Start of Given information

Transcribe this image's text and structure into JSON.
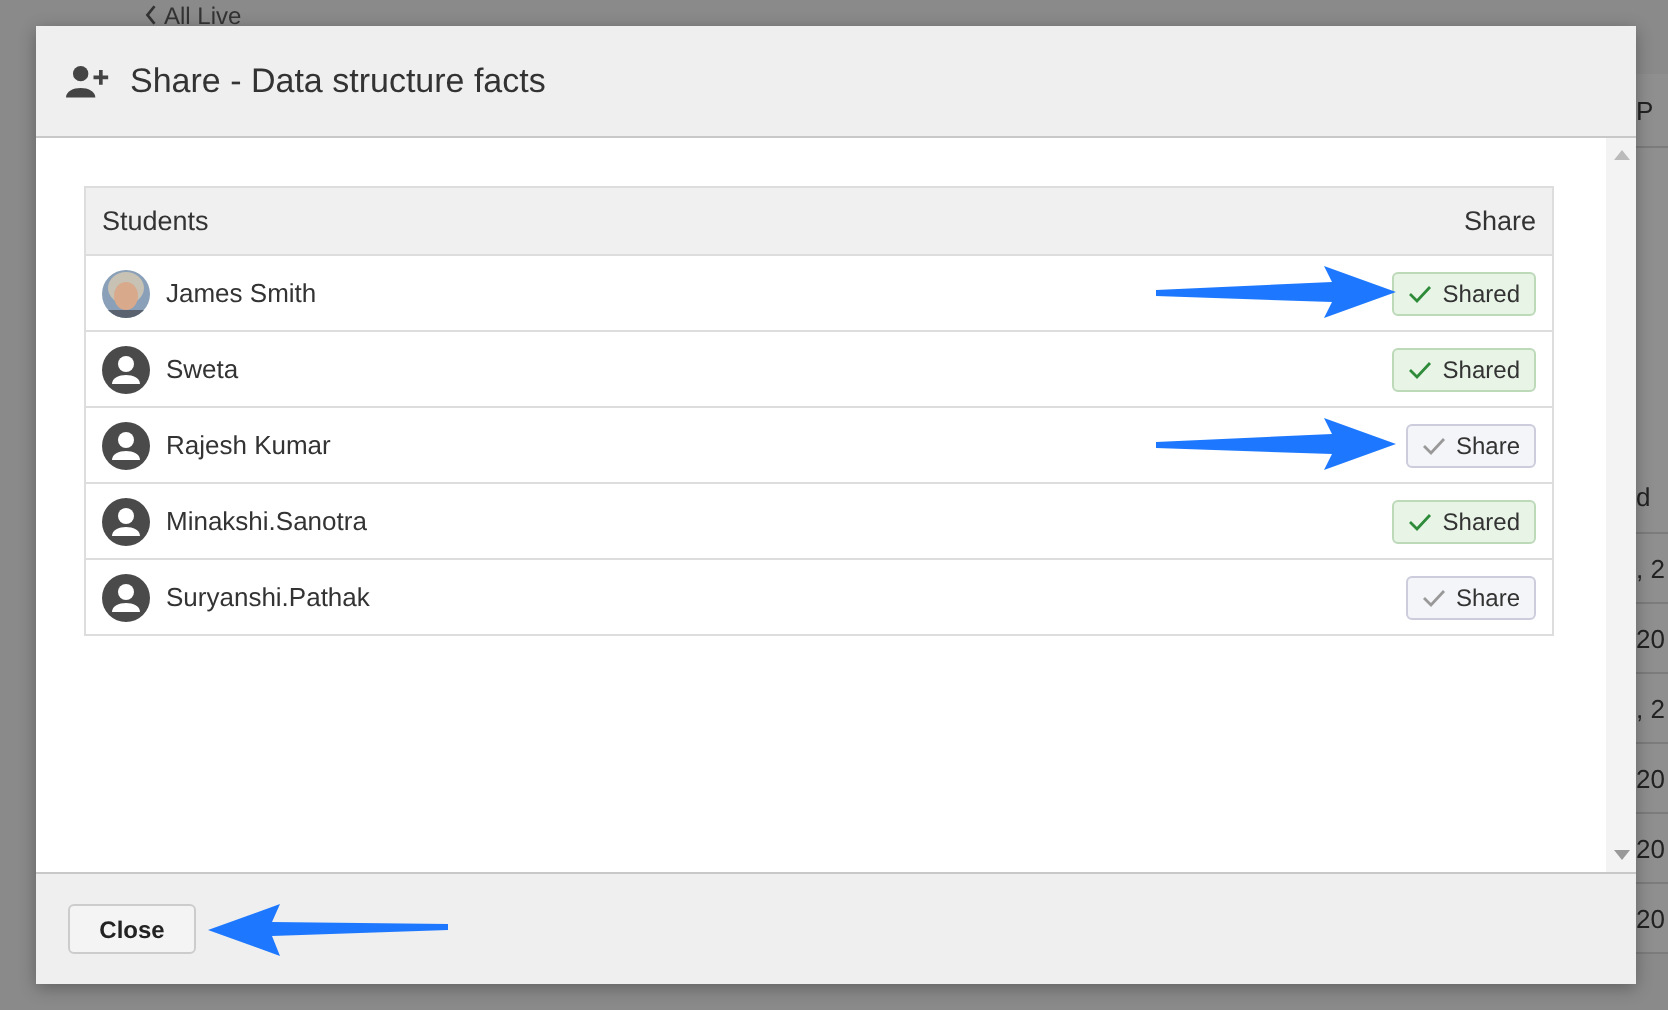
{
  "background": {
    "back_link": "All Live",
    "column_fragments": [
      "P",
      "d",
      ", 2",
      "20",
      ", 2",
      "20",
      "20",
      "20"
    ]
  },
  "dialog": {
    "title": "Share - Data structure facts",
    "table": {
      "columns": [
        "Students",
        "Share"
      ],
      "rows": [
        {
          "name": "James Smith",
          "shared": true,
          "label": "Shared",
          "arrow": true
        },
        {
          "name": "Sweta",
          "kind": "default",
          "shared": true,
          "label": "Shared",
          "arrow": false
        },
        {
          "name": "Rajesh Kumar",
          "kind": "default",
          "shared": false,
          "label": "Share",
          "arrow": true
        },
        {
          "name": "Minakshi.Sanotra",
          "kind": "default",
          "shared": true,
          "label": "Shared",
          "arrow": false
        },
        {
          "name": "Suryanshi.Pathak",
          "kind": "default",
          "shared": false,
          "label": "Share",
          "arrow": false
        }
      ]
    },
    "close_button": {
      "label": "Close",
      "arrow": true
    }
  }
}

End of Given information

• [Set exercise]:
Print out every entry above without changing a word, and leave out the pictures.

• [Problem solution]:
Transcribe this image's text and structure into JSON.
{
  "background": {
    "back_link": "All Live",
    "column_fragments": [
      "P",
      "d",
      ", 2",
      "20",
      ", 2",
      "20",
      "20",
      "20"
    ]
  },
  "dialog": {
    "title": "Share - Data structure facts",
    "table": {
      "columns": [
        "Students",
        "Share"
      ],
      "rows": [
        {
          "name": "James Smith",
          "shared": true,
          "label": "Shared",
          "arrow": true
        },
        {
          "name": "Sweta",
          "kind": "default",
          "shared": true,
          "label": "Shared",
          "arrow": false
        },
        {
          "name": "Rajesh Kumar",
          "kind": "default",
          "shared": false,
          "label": "Share",
          "arrow": true
        },
        {
          "name": "Minakshi.Sanotra",
          "kind": "default",
          "shared": true,
          "label": "Shared",
          "arrow": false
        },
        {
          "name": "Suryanshi.Pathak",
          "kind": "default",
          "shared": false,
          "label": "Share",
          "arrow": false
        }
      ]
    },
    "close_button": {
      "label": "Close",
      "arrow": true
    }
  }
}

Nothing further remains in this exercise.